> Short task:
All lines featuring the string "phone" are to be listed.

> Entries:

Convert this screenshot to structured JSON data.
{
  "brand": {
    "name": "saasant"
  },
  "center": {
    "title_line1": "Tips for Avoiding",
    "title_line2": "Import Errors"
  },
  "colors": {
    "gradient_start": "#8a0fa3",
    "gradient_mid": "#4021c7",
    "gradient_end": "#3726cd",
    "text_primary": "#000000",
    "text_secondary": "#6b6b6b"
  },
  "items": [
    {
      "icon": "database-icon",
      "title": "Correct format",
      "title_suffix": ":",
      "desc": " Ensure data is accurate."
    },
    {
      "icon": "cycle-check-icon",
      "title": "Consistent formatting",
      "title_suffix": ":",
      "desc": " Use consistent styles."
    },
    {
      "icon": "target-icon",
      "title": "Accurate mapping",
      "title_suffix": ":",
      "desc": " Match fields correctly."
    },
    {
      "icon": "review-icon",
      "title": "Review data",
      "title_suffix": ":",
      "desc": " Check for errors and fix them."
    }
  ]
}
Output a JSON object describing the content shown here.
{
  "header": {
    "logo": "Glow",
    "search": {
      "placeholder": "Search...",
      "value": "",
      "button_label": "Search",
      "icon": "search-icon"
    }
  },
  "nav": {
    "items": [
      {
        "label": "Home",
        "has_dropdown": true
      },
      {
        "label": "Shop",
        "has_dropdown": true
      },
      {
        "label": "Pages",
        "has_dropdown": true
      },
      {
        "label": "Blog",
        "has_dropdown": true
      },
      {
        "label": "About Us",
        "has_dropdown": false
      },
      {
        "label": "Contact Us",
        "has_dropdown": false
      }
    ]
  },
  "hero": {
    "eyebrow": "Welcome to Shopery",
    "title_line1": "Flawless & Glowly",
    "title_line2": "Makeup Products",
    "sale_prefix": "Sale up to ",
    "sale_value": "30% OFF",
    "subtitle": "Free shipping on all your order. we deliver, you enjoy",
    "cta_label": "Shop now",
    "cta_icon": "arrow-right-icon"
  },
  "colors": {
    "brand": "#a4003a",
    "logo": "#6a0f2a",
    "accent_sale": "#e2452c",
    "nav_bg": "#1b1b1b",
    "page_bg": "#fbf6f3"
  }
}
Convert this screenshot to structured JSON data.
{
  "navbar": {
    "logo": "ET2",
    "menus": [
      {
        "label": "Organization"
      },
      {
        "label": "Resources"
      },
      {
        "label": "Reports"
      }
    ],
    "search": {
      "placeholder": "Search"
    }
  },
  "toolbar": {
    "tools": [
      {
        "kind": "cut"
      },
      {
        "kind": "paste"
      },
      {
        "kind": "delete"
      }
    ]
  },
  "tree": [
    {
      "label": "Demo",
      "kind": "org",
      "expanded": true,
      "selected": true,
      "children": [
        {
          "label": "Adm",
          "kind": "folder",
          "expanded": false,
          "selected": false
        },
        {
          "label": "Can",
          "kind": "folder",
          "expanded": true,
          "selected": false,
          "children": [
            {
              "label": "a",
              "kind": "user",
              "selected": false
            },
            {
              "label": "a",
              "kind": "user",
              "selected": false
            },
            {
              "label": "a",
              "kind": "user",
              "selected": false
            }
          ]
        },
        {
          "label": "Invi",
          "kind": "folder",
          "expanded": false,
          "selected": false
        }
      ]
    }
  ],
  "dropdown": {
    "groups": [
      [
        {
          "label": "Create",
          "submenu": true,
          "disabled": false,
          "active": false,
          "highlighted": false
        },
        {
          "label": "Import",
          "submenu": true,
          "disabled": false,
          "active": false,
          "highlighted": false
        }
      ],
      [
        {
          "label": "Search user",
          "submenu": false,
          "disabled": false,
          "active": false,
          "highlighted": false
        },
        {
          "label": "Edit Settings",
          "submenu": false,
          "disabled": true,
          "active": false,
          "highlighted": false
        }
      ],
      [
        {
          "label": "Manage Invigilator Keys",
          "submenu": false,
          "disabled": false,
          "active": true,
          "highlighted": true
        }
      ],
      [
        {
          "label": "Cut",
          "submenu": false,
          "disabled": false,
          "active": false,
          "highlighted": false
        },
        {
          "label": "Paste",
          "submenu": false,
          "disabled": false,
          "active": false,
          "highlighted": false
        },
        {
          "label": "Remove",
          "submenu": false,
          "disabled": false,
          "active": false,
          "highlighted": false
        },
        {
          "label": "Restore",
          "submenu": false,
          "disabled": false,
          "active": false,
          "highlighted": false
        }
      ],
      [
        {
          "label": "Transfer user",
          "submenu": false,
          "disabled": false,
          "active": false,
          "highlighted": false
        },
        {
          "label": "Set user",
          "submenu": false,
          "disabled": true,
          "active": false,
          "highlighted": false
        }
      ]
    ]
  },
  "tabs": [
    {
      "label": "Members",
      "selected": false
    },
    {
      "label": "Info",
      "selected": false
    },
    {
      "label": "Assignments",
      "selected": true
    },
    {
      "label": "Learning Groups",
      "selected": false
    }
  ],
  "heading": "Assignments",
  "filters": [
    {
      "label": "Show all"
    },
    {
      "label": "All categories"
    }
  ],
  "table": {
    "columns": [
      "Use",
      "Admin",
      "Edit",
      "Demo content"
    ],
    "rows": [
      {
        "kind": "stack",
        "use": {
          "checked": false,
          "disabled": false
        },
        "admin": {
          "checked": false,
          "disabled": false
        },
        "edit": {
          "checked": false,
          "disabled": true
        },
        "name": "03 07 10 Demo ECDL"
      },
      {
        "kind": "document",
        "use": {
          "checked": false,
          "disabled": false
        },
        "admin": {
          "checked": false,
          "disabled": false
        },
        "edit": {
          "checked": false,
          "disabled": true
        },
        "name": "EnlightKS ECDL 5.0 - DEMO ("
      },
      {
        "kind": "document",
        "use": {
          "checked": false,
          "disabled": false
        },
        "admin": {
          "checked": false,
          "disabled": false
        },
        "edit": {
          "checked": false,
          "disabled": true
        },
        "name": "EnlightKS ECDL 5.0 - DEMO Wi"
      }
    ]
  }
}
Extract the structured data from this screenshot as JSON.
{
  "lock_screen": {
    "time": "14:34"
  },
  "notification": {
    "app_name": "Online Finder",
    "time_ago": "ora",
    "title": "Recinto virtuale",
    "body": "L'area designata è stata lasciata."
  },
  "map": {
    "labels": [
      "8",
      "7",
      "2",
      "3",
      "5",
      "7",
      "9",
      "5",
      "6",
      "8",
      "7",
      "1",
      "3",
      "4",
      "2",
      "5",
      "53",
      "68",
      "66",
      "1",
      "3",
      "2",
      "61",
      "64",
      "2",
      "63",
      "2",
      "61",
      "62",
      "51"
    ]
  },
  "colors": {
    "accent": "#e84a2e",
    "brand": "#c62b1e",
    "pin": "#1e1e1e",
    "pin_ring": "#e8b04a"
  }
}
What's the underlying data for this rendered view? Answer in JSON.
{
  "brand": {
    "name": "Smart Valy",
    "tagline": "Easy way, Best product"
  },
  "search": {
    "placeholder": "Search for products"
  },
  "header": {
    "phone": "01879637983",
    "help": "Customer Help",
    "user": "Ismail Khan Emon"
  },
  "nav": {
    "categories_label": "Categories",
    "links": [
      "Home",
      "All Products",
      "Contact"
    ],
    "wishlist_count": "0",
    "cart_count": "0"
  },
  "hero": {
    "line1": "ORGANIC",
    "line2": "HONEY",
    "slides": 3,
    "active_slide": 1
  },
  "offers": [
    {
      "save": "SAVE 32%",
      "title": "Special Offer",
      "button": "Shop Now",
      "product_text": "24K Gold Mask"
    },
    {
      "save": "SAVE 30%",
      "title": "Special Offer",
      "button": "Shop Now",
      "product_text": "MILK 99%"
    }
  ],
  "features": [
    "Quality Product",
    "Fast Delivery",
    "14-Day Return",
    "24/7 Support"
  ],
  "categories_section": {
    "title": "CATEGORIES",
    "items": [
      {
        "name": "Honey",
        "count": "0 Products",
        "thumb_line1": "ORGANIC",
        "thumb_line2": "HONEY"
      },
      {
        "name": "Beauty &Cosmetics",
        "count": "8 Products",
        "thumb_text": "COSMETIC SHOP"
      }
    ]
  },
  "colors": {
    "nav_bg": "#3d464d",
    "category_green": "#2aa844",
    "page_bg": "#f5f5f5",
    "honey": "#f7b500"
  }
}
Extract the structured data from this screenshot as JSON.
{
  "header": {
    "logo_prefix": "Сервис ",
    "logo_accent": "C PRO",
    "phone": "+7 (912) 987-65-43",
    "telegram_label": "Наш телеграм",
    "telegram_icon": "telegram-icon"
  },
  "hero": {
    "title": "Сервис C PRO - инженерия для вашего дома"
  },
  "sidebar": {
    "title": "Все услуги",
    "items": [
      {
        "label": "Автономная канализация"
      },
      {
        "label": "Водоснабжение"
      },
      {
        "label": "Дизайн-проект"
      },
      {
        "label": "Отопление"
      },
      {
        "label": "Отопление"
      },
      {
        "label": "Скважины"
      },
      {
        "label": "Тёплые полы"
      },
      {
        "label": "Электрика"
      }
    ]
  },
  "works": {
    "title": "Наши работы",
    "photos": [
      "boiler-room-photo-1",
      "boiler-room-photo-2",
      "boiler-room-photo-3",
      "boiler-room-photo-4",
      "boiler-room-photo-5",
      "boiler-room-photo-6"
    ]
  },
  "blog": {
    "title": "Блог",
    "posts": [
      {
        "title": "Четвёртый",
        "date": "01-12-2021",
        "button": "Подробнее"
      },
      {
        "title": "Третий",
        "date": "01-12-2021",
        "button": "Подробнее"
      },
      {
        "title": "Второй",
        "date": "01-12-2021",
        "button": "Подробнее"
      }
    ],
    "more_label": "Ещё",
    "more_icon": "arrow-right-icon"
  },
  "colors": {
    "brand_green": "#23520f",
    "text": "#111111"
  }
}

> Exercise response:
    "phone": "01879637983",
    "phone": "+7 (912) 987-65-43",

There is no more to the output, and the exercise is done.